Could you write out the records below exactly as they appear, leaving out any pictures?

Begin Dataset entries

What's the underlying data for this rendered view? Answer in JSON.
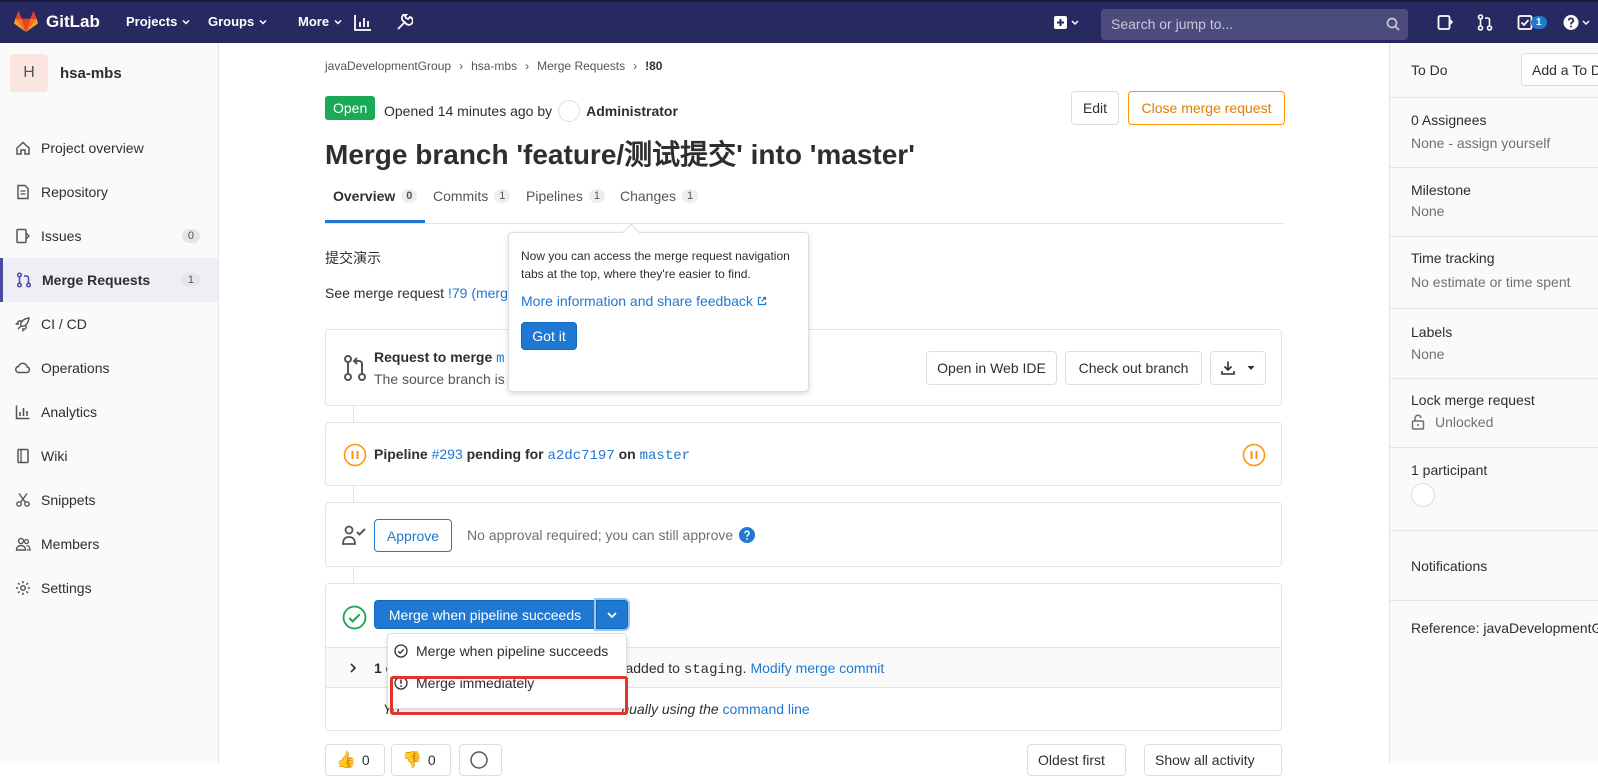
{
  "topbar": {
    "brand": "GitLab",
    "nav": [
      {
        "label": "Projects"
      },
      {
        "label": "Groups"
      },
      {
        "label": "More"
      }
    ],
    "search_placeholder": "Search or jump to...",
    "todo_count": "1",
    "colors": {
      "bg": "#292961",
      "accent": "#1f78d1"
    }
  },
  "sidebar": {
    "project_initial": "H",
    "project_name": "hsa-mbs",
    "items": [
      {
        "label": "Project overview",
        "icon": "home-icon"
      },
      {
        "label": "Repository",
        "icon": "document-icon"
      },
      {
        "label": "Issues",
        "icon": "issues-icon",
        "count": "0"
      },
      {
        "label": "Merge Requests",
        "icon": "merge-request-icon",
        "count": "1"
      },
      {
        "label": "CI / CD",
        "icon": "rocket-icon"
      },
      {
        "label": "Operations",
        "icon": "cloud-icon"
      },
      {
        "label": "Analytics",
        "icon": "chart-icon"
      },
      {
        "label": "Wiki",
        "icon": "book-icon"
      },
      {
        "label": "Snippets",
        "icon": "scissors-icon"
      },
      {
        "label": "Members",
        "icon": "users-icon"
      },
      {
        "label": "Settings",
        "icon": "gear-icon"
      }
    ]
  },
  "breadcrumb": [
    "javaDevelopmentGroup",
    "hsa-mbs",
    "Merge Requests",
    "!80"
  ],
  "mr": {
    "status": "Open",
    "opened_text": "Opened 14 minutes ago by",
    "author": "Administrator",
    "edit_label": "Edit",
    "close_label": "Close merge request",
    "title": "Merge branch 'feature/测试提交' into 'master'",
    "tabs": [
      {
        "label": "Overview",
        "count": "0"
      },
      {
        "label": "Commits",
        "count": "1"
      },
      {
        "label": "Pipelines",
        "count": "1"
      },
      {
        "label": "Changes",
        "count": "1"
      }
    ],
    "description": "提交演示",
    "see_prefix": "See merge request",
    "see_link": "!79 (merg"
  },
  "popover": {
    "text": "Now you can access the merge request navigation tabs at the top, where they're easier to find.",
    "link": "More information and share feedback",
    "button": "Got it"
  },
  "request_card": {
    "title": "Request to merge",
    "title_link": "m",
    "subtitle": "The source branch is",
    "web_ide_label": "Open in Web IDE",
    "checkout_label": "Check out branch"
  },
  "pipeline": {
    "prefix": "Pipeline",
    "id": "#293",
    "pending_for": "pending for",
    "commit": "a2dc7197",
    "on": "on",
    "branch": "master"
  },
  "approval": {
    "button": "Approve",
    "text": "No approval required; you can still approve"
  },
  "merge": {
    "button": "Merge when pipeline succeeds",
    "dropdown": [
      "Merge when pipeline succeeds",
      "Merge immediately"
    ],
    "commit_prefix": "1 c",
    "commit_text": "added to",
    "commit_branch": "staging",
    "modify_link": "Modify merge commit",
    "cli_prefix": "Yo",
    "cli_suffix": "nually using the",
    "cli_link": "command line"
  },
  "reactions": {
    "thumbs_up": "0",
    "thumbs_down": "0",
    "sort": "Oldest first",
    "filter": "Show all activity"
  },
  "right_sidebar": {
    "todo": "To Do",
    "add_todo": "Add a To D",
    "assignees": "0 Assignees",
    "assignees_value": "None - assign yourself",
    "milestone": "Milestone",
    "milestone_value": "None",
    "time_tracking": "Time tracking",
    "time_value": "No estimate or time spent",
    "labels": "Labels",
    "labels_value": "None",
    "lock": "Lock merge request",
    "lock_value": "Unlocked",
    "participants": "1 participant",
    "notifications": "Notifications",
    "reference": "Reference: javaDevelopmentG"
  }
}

End Dataset entries

* Response:
What's the underlying data for this rendered view? Answer in JSON.
{
  "topbar": {
    "brand": "GitLab",
    "nav": [
      {
        "label": "Projects"
      },
      {
        "label": "Groups"
      },
      {
        "label": "More"
      }
    ],
    "search_placeholder": "Search or jump to...",
    "todo_count": "1",
    "colors": {
      "bg": "#292961",
      "accent": "#1f78d1"
    }
  },
  "sidebar": {
    "project_initial": "H",
    "project_name": "hsa-mbs",
    "items": [
      {
        "label": "Project overview",
        "icon": "home-icon"
      },
      {
        "label": "Repository",
        "icon": "document-icon"
      },
      {
        "label": "Issues",
        "icon": "issues-icon",
        "count": "0"
      },
      {
        "label": "Merge Requests",
        "icon": "merge-request-icon",
        "count": "1"
      },
      {
        "label": "CI / CD",
        "icon": "rocket-icon"
      },
      {
        "label": "Operations",
        "icon": "cloud-icon"
      },
      {
        "label": "Analytics",
        "icon": "chart-icon"
      },
      {
        "label": "Wiki",
        "icon": "book-icon"
      },
      {
        "label": "Snippets",
        "icon": "scissors-icon"
      },
      {
        "label": "Members",
        "icon": "users-icon"
      },
      {
        "label": "Settings",
        "icon": "gear-icon"
      }
    ]
  },
  "breadcrumb": [
    "javaDevelopmentGroup",
    "hsa-mbs",
    "Merge Requests",
    "!80"
  ],
  "mr": {
    "status": "Open",
    "opened_text": "Opened 14 minutes ago by",
    "author": "Administrator",
    "edit_label": "Edit",
    "close_label": "Close merge request",
    "title": "Merge branch 'feature/测试提交' into 'master'",
    "tabs": [
      {
        "label": "Overview",
        "count": "0"
      },
      {
        "label": "Commits",
        "count": "1"
      },
      {
        "label": "Pipelines",
        "count": "1"
      },
      {
        "label": "Changes",
        "count": "1"
      }
    ],
    "description": "提交演示",
    "see_prefix": "See merge request",
    "see_link": "!79 (merg"
  },
  "popover": {
    "text": "Now you can access the merge request navigation tabs at the top, where they're easier to find.",
    "link": "More information and share feedback",
    "button": "Got it"
  },
  "request_card": {
    "title": "Request to merge",
    "title_link": "m",
    "subtitle": "The source branch is",
    "web_ide_label": "Open in Web IDE",
    "checkout_label": "Check out branch"
  },
  "pipeline": {
    "prefix": "Pipeline",
    "id": "#293",
    "pending_for": "pending for",
    "commit": "a2dc7197",
    "on": "on",
    "branch": "master"
  },
  "approval": {
    "button": "Approve",
    "text": "No approval required; you can still approve"
  },
  "merge": {
    "button": "Merge when pipeline succeeds",
    "dropdown": [
      "Merge when pipeline succeeds",
      "Merge immediately"
    ],
    "commit_prefix": "1 c",
    "commit_text": "added to",
    "commit_branch": "staging",
    "modify_link": "Modify merge commit",
    "cli_prefix": "Yo",
    "cli_suffix": "nually using the",
    "cli_link": "command line"
  },
  "reactions": {
    "thumbs_up": "0",
    "thumbs_down": "0",
    "sort": "Oldest first",
    "filter": "Show all activity"
  },
  "right_sidebar": {
    "todo": "To Do",
    "add_todo": "Add a To D",
    "assignees": "0 Assignees",
    "assignees_value": "None - assign yourself",
    "milestone": "Milestone",
    "milestone_value": "None",
    "time_tracking": "Time tracking",
    "time_value": "No estimate or time spent",
    "labels": "Labels",
    "labels_value": "None",
    "lock": "Lock merge request",
    "lock_value": "Unlocked",
    "participants": "1 participant",
    "notifications": "Notifications",
    "reference": "Reference: javaDevelopmentG"
  }
}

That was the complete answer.